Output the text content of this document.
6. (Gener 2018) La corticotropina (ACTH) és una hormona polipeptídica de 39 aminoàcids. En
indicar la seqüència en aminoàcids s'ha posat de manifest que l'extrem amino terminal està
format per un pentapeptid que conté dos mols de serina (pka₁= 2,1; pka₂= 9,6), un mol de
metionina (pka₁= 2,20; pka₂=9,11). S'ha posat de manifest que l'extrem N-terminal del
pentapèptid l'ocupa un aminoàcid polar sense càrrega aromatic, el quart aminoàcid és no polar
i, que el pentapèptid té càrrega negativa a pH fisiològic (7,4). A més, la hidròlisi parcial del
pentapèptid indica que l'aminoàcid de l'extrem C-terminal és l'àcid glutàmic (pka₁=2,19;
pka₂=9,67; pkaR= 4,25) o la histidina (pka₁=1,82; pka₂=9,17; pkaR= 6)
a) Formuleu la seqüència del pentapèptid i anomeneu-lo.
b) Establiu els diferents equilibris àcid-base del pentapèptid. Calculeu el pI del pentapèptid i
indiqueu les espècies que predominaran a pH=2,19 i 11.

- What the task requires
For the listing above, identify each line bearing "posat".

- Result for this task
indicar la seqüència en aminoàcids s'ha posat de manifest que l'extrem amino terminal està
metionina (pka₁= 2,20; pka₂=9,11). S'ha posat de manifest que l'extrem N-terminal del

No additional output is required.